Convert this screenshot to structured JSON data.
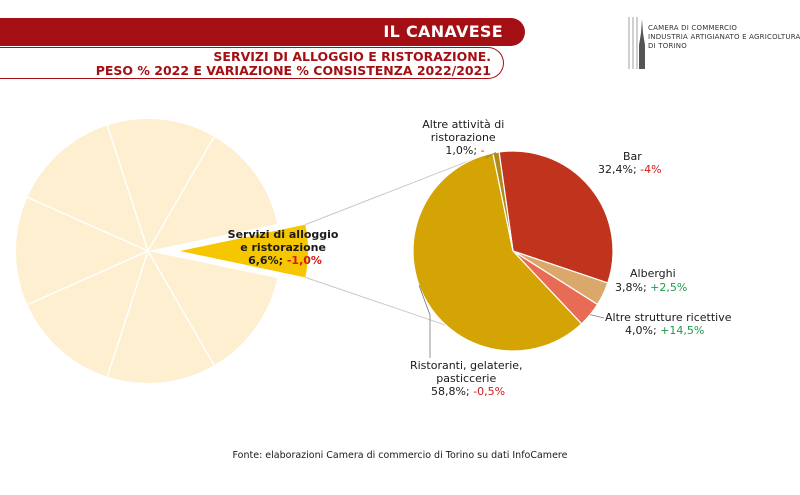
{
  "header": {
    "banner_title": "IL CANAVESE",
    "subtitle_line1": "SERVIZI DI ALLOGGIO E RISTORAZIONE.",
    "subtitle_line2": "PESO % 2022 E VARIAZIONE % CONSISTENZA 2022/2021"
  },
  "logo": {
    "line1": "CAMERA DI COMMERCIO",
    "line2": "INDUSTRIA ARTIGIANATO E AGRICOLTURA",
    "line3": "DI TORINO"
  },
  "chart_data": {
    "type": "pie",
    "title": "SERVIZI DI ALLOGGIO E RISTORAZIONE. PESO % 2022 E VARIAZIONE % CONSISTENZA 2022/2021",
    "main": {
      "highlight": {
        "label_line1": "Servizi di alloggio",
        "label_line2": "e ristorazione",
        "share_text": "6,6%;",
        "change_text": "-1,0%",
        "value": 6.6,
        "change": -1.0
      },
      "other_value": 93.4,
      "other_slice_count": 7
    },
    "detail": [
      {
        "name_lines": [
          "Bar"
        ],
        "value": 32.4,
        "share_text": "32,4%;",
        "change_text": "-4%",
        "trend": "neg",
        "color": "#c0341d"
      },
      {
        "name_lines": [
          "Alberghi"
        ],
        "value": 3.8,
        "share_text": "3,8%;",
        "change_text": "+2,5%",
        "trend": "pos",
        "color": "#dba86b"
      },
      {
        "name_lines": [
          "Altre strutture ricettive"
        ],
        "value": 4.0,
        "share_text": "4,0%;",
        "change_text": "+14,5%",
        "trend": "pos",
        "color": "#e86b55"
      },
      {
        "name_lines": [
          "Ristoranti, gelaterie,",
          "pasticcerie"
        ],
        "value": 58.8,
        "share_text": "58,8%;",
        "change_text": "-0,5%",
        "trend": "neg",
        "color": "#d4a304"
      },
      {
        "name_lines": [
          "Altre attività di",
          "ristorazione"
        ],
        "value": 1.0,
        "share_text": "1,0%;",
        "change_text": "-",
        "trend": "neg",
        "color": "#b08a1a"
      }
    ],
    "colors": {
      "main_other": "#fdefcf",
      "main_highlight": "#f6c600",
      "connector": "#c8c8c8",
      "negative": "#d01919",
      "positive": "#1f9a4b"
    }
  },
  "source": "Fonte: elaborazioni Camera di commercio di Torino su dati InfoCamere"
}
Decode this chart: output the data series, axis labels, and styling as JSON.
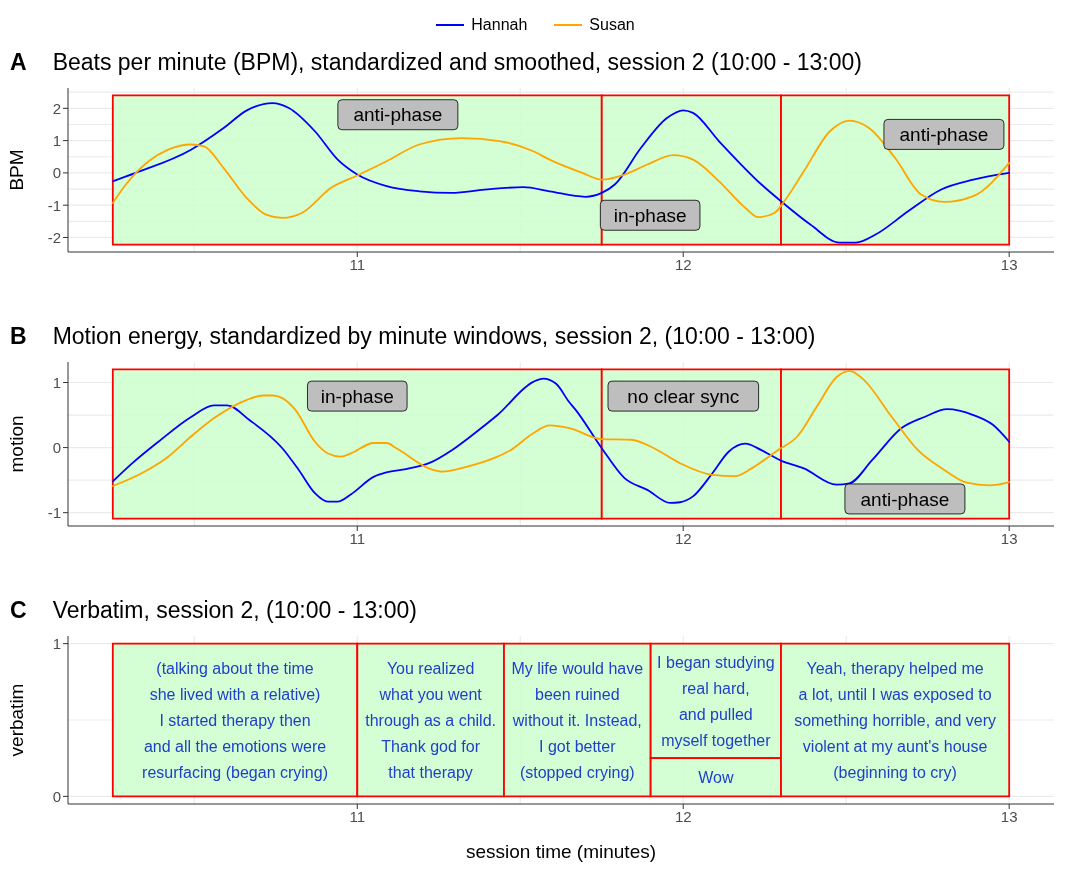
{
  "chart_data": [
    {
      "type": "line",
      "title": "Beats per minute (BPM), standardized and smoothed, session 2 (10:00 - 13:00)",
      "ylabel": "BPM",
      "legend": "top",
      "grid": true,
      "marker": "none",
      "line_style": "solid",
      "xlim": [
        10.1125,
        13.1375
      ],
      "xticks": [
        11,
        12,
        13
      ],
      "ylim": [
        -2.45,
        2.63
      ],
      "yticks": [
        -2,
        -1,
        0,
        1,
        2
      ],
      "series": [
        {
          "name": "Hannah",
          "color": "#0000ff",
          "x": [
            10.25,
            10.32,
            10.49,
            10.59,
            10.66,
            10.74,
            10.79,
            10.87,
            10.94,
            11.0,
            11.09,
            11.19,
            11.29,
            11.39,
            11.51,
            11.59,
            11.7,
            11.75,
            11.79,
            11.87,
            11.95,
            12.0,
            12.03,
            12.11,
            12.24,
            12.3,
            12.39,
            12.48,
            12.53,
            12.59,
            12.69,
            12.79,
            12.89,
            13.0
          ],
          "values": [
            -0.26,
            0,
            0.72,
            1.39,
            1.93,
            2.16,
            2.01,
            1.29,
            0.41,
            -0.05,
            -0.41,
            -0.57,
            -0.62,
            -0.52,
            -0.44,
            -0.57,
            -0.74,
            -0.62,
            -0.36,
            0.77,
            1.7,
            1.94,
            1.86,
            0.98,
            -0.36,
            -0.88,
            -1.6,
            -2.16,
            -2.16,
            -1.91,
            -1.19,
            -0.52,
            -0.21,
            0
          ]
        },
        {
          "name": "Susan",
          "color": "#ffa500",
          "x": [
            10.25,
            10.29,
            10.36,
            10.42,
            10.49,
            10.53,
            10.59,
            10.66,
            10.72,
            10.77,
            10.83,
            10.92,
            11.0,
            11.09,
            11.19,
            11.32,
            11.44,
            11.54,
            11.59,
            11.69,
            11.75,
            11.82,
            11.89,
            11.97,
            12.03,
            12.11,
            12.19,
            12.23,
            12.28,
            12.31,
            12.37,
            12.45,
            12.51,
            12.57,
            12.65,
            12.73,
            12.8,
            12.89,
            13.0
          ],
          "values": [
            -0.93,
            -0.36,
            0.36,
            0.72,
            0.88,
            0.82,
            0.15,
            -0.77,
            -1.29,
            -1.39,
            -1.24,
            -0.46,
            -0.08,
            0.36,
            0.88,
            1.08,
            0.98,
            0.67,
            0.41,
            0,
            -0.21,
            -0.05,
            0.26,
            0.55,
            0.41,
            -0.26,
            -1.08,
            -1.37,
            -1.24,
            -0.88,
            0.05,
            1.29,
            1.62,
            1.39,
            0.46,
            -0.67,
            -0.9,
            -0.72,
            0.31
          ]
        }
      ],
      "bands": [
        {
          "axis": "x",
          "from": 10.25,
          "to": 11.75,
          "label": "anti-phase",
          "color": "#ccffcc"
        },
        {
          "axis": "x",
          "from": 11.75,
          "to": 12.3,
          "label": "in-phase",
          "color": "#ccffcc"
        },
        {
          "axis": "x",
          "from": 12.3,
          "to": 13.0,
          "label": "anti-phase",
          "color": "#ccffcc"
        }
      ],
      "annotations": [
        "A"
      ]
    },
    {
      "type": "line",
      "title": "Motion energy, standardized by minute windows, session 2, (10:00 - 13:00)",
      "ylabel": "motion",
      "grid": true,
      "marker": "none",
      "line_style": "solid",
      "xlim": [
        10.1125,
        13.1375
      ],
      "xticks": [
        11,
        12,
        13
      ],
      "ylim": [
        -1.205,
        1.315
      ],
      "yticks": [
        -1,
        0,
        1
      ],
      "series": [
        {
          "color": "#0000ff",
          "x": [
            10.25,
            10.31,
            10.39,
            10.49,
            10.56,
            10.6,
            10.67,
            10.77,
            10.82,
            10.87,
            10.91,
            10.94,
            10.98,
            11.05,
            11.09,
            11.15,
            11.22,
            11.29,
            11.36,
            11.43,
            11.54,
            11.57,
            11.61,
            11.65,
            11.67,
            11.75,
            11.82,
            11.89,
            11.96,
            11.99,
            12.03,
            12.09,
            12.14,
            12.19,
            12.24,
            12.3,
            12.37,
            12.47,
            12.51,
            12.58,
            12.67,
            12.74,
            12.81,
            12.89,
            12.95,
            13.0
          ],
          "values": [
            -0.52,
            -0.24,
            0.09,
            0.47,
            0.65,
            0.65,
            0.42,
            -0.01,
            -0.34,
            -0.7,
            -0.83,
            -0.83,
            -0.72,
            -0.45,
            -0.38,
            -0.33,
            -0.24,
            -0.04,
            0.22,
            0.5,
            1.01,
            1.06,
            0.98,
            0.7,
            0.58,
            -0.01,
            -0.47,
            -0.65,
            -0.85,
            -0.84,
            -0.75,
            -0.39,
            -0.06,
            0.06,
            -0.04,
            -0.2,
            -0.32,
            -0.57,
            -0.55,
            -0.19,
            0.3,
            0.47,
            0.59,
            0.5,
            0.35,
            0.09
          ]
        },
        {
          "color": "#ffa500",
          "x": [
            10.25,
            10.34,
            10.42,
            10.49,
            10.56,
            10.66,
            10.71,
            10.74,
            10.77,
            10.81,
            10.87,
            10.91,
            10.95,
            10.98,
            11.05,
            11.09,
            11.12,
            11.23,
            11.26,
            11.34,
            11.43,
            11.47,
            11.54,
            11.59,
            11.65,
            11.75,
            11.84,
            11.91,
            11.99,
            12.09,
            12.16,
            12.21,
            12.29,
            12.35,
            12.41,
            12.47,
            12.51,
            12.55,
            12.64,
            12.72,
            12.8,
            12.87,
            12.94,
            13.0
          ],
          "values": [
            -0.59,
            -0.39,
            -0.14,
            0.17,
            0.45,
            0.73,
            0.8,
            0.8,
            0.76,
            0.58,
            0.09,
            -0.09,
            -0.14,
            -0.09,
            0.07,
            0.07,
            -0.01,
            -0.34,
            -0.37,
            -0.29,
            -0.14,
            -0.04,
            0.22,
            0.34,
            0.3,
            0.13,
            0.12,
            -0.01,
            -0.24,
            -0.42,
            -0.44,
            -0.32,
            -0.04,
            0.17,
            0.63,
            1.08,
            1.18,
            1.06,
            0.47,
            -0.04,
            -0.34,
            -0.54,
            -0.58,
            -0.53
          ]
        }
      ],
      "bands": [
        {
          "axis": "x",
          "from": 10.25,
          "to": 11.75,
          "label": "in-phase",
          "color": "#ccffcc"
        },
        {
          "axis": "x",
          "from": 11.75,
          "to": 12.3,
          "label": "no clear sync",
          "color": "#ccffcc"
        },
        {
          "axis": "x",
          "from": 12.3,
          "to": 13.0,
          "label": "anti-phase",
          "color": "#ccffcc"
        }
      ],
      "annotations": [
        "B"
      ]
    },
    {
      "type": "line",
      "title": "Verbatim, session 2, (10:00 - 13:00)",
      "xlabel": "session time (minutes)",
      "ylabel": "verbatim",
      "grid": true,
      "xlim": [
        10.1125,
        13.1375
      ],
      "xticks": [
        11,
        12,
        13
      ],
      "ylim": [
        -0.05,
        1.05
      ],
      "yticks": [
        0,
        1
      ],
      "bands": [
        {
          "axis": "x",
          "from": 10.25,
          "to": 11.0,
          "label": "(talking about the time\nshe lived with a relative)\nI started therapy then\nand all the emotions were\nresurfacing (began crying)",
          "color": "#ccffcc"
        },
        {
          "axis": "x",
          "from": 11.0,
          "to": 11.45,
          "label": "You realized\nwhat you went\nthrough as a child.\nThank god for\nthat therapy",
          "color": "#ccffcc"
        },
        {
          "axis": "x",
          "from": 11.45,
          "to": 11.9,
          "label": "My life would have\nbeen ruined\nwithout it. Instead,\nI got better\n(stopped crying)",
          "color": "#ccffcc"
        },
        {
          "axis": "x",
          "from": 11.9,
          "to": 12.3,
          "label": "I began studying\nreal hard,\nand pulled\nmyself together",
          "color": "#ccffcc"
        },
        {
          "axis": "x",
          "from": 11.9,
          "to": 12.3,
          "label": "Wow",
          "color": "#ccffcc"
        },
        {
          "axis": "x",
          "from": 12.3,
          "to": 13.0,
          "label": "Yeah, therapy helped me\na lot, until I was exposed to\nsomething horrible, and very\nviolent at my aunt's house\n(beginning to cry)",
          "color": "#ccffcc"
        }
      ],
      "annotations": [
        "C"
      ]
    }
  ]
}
◆ ◆ ◆ ◆
*Instructions to follow*
Go over the records above and tally each line that includes "PESO". Give the total by itself.

*Result*
2